((
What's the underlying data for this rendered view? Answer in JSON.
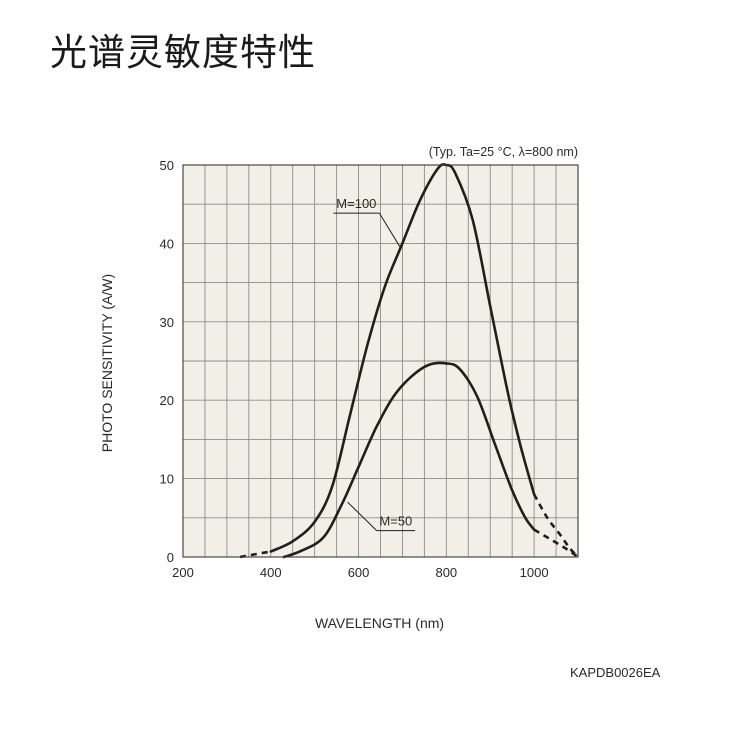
{
  "page": {
    "title": "光谱灵敏度特性",
    "figure_code": "KAPDB0026EA"
  },
  "colors": {
    "plot_background": "#f2f0e6",
    "grid": "#8c8c8c",
    "curve": "#1f1f1f",
    "text": "#2a2a2a"
  },
  "chart_data": {
    "type": "line",
    "title": "",
    "condition_note": "(Typ. Ta=25 °C, λ=800 nm)",
    "xlabel": "WAVELENGTH (nm)",
    "ylabel": "PHOTO SENSITIVITY (A/W)",
    "xlim": [
      200,
      1100
    ],
    "ylim": [
      0,
      50
    ],
    "xticks": [
      200,
      400,
      600,
      800,
      1000
    ],
    "yticks": [
      0,
      10,
      20,
      30,
      40,
      50
    ],
    "grid": true,
    "series": [
      {
        "name": "M=100",
        "solid": [
          [
            400,
            0.7
          ],
          [
            450,
            2.0
          ],
          [
            500,
            4.5
          ],
          [
            540,
            9.0
          ],
          [
            580,
            18.0
          ],
          [
            620,
            27.0
          ],
          [
            660,
            34.5
          ],
          [
            700,
            40.0
          ],
          [
            740,
            45.5
          ],
          [
            780,
            49.5
          ],
          [
            800,
            50.0
          ],
          [
            820,
            49.0
          ],
          [
            860,
            43.0
          ],
          [
            900,
            32.0
          ],
          [
            940,
            21.0
          ],
          [
            970,
            14.0
          ],
          [
            1000,
            8.0
          ]
        ],
        "dashed": [
          [
            1000,
            8.0
          ],
          [
            1030,
            5.0
          ],
          [
            1060,
            2.8
          ],
          [
            1080,
            1.2
          ],
          [
            1100,
            0.0
          ]
        ],
        "dashed_start": [
          [
            330,
            0.0
          ],
          [
            360,
            0.3
          ],
          [
            400,
            0.7
          ]
        ]
      },
      {
        "name": "M=50",
        "solid": [
          [
            430,
            0.0
          ],
          [
            470,
            0.8
          ],
          [
            520,
            2.5
          ],
          [
            560,
            6.5
          ],
          [
            600,
            11.5
          ],
          [
            640,
            16.5
          ],
          [
            680,
            20.5
          ],
          [
            720,
            23.0
          ],
          [
            760,
            24.5
          ],
          [
            800,
            24.7
          ],
          [
            830,
            24.0
          ],
          [
            870,
            20.5
          ],
          [
            910,
            14.5
          ],
          [
            950,
            8.5
          ],
          [
            980,
            5.0
          ],
          [
            1000,
            3.5
          ]
        ],
        "dashed": [
          [
            1000,
            3.5
          ],
          [
            1030,
            2.5
          ],
          [
            1060,
            1.5
          ],
          [
            1080,
            0.8
          ],
          [
            1100,
            0.0
          ]
        ]
      }
    ],
    "annotations": [
      {
        "text": "M=100",
        "x": 595,
        "y": 44.5,
        "target_x": 695,
        "target_y": 39.5
      },
      {
        "text": "M=50",
        "x": 685,
        "y": 4.0,
        "target_x": 575,
        "target_y": 7.0
      }
    ]
  }
}
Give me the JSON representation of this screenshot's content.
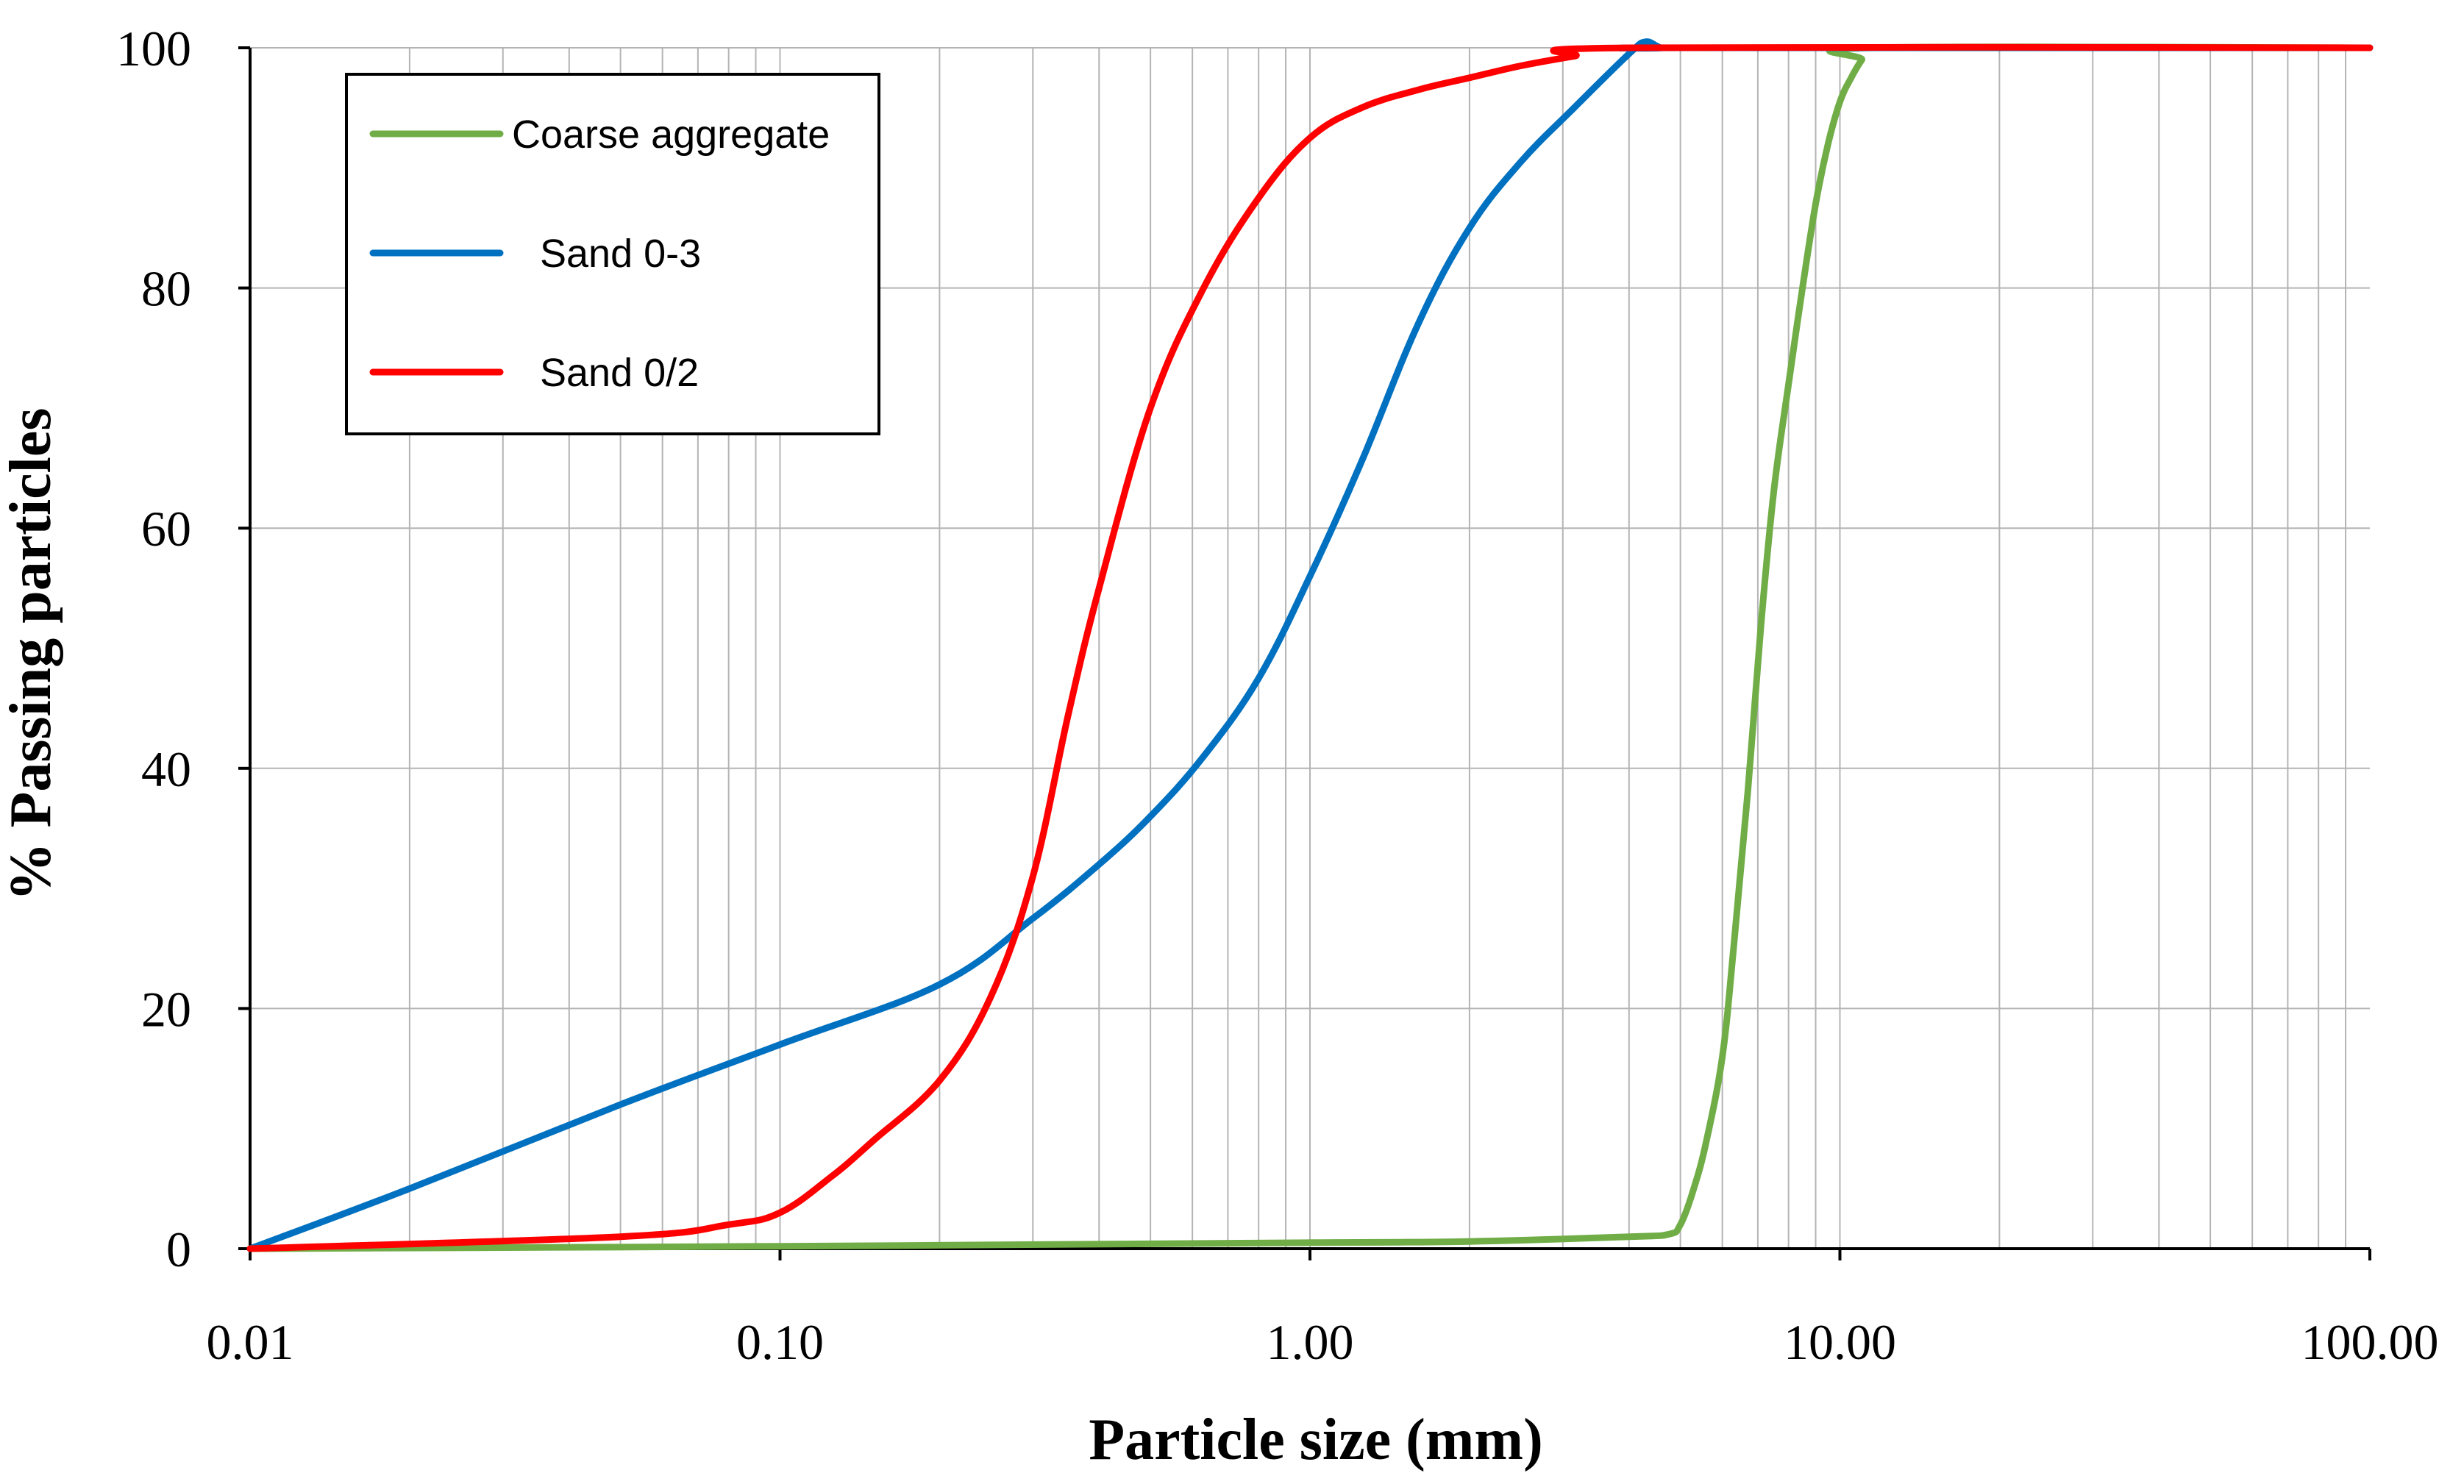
{
  "chart_data": {
    "type": "line",
    "x_scale": "log",
    "xlabel": "Particle size (mm)",
    "ylabel": "% Passing particles",
    "xlim": [
      0.01,
      100
    ],
    "ylim": [
      0,
      100
    ],
    "x_ticks": [
      0.01,
      0.1,
      1,
      10,
      100
    ],
    "x_tick_labels": [
      "0.01",
      "0.10",
      "1.00",
      "10.00",
      "100.00"
    ],
    "y_ticks": [
      0,
      20,
      40,
      60,
      80,
      100
    ],
    "y_tick_labels": [
      "0",
      "20",
      "40",
      "60",
      "80",
      "100"
    ],
    "grid": true,
    "legend_position": "top-left",
    "series": [
      {
        "name": "Coarse aggregate",
        "color": "#70AD47",
        "x": [
          0.01,
          0.1,
          1.0,
          2.0,
          4.0,
          4.75,
          5.0,
          5.3,
          5.6,
          6.0,
          6.3,
          6.7,
          7.1,
          7.5,
          8.0,
          8.5,
          9.0,
          9.5,
          10.0,
          10.5,
          11.0,
          11.5,
          100
        ],
        "y": [
          0,
          0.2,
          0.5,
          0.6,
          1.0,
          1.2,
          2.0,
          5.0,
          9.0,
          16.0,
          25.0,
          38.0,
          52.0,
          63.0,
          72.0,
          80.0,
          87.0,
          92.0,
          95.5,
          97.5,
          99.0,
          100,
          100
        ]
      },
      {
        "name": "Sand 0-3",
        "color": "#0070C0",
        "x": [
          0.01,
          0.02,
          0.05,
          0.1,
          0.2,
          0.3,
          0.4,
          0.5,
          0.63,
          0.8,
          1.0,
          1.25,
          1.6,
          2.0,
          2.5,
          3.15,
          4.0,
          4.3,
          4.6,
          5.0,
          100
        ],
        "y": [
          0,
          5,
          12,
          17,
          22,
          27.5,
          32,
          36,
          41,
          47.5,
          56,
          65.5,
          77,
          85,
          90.5,
          95,
          99.5,
          100.5,
          100,
          100,
          100
        ]
      },
      {
        "name": "Sand 0/2",
        "color": "#FF0000",
        "x": [
          0.01,
          0.05,
          0.08,
          0.1,
          0.125,
          0.15,
          0.2,
          0.25,
          0.3,
          0.35,
          0.4,
          0.5,
          0.63,
          0.8,
          1.0,
          1.25,
          1.6,
          2.0,
          2.5,
          3.15,
          4.0,
          100
        ],
        "y": [
          0,
          1,
          2,
          3,
          6,
          9,
          14,
          21,
          31,
          44.5,
          55,
          70,
          80,
          87.5,
          92.5,
          95,
          96.5,
          97.5,
          98.5,
          99.3,
          100,
          100
        ]
      }
    ]
  }
}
))
### Problem requirements
Each entry above is to be written out again unchanged, apart from the pictures, which are left out.

### Task response
What's the underlying data for this rendered view? Answer in JSON.
{
  "page": {
    "title": "光谱灵敏度特性",
    "figure_code": "KAPDB0026EA"
  },
  "colors": {
    "plot_background": "#f2f0e6",
    "grid": "#8c8c8c",
    "curve": "#1f1f1f",
    "text": "#2a2a2a"
  },
  "chart_data": {
    "type": "line",
    "title": "",
    "condition_note": "(Typ. Ta=25 °C, λ=800 nm)",
    "xlabel": "WAVELENGTH (nm)",
    "ylabel": "PHOTO SENSITIVITY (A/W)",
    "xlim": [
      200,
      1100
    ],
    "ylim": [
      0,
      50
    ],
    "xticks": [
      200,
      400,
      600,
      800,
      1000
    ],
    "yticks": [
      0,
      10,
      20,
      30,
      40,
      50
    ],
    "grid": true,
    "series": [
      {
        "name": "M=100",
        "solid": [
          [
            400,
            0.7
          ],
          [
            450,
            2.0
          ],
          [
            500,
            4.5
          ],
          [
            540,
            9.0
          ],
          [
            580,
            18.0
          ],
          [
            620,
            27.0
          ],
          [
            660,
            34.5
          ],
          [
            700,
            40.0
          ],
          [
            740,
            45.5
          ],
          [
            780,
            49.5
          ],
          [
            800,
            50.0
          ],
          [
            820,
            49.0
          ],
          [
            860,
            43.0
          ],
          [
            900,
            32.0
          ],
          [
            940,
            21.0
          ],
          [
            970,
            14.0
          ],
          [
            1000,
            8.0
          ]
        ],
        "dashed": [
          [
            1000,
            8.0
          ],
          [
            1030,
            5.0
          ],
          [
            1060,
            2.8
          ],
          [
            1080,
            1.2
          ],
          [
            1100,
            0.0
          ]
        ],
        "dashed_start": [
          [
            330,
            0.0
          ],
          [
            360,
            0.3
          ],
          [
            400,
            0.7
          ]
        ]
      },
      {
        "name": "M=50",
        "solid": [
          [
            430,
            0.0
          ],
          [
            470,
            0.8
          ],
          [
            520,
            2.5
          ],
          [
            560,
            6.5
          ],
          [
            600,
            11.5
          ],
          [
            640,
            16.5
          ],
          [
            680,
            20.5
          ],
          [
            720,
            23.0
          ],
          [
            760,
            24.5
          ],
          [
            800,
            24.7
          ],
          [
            830,
            24.0
          ],
          [
            870,
            20.5
          ],
          [
            910,
            14.5
          ],
          [
            950,
            8.5
          ],
          [
            980,
            5.0
          ],
          [
            1000,
            3.5
          ]
        ],
        "dashed": [
          [
            1000,
            3.5
          ],
          [
            1030,
            2.5
          ],
          [
            1060,
            1.5
          ],
          [
            1080,
            0.8
          ],
          [
            1100,
            0.0
          ]
        ]
      }
    ],
    "annotations": [
      {
        "text": "M=100",
        "x": 595,
        "y": 44.5,
        "target_x": 695,
        "target_y": 39.5
      },
      {
        "text": "M=50",
        "x": 685,
        "y": 4.0,
        "target_x": 575,
        "target_y": 7.0
      }
    ]
  }
}
Give me the JSON representation of this screenshot's content.
{
  "chart_data": {
    "type": "line",
    "x_scale": "log",
    "xlabel": "Particle size (mm)",
    "ylabel": "% Passing particles",
    "xlim": [
      0.01,
      100
    ],
    "ylim": [
      0,
      100
    ],
    "x_ticks": [
      0.01,
      0.1,
      1,
      10,
      100
    ],
    "x_tick_labels": [
      "0.01",
      "0.10",
      "1.00",
      "10.00",
      "100.00"
    ],
    "y_ticks": [
      0,
      20,
      40,
      60,
      80,
      100
    ],
    "y_tick_labels": [
      "0",
      "20",
      "40",
      "60",
      "80",
      "100"
    ],
    "grid": true,
    "legend_position": "top-left",
    "series": [
      {
        "name": "Coarse aggregate",
        "color": "#70AD47",
        "x": [
          0.01,
          0.1,
          1.0,
          2.0,
          4.0,
          4.75,
          5.0,
          5.3,
          5.6,
          6.0,
          6.3,
          6.7,
          7.1,
          7.5,
          8.0,
          8.5,
          9.0,
          9.5,
          10.0,
          10.5,
          11.0,
          11.5,
          100
        ],
        "y": [
          0,
          0.2,
          0.5,
          0.6,
          1.0,
          1.2,
          2.0,
          5.0,
          9.0,
          16.0,
          25.0,
          38.0,
          52.0,
          63.0,
          72.0,
          80.0,
          87.0,
          92.0,
          95.5,
          97.5,
          99.0,
          100,
          100
        ]
      },
      {
        "name": "Sand 0-3",
        "color": "#0070C0",
        "x": [
          0.01,
          0.02,
          0.05,
          0.1,
          0.2,
          0.3,
          0.4,
          0.5,
          0.63,
          0.8,
          1.0,
          1.25,
          1.6,
          2.0,
          2.5,
          3.15,
          4.0,
          4.3,
          4.6,
          5.0,
          100
        ],
        "y": [
          0,
          5,
          12,
          17,
          22,
          27.5,
          32,
          36,
          41,
          47.5,
          56,
          65.5,
          77,
          85,
          90.5,
          95,
          99.5,
          100.5,
          100,
          100,
          100
        ]
      },
      {
        "name": "Sand 0/2",
        "color": "#FF0000",
        "x": [
          0.01,
          0.05,
          0.08,
          0.1,
          0.125,
          0.15,
          0.2,
          0.25,
          0.3,
          0.35,
          0.4,
          0.5,
          0.63,
          0.8,
          1.0,
          1.25,
          1.6,
          2.0,
          2.5,
          3.15,
          4.0,
          100
        ],
        "y": [
          0,
          1,
          2,
          3,
          6,
          9,
          14,
          21,
          31,
          44.5,
          55,
          70,
          80,
          87.5,
          92.5,
          95,
          96.5,
          97.5,
          98.5,
          99.3,
          100,
          100
        ]
      }
    ]
  }
}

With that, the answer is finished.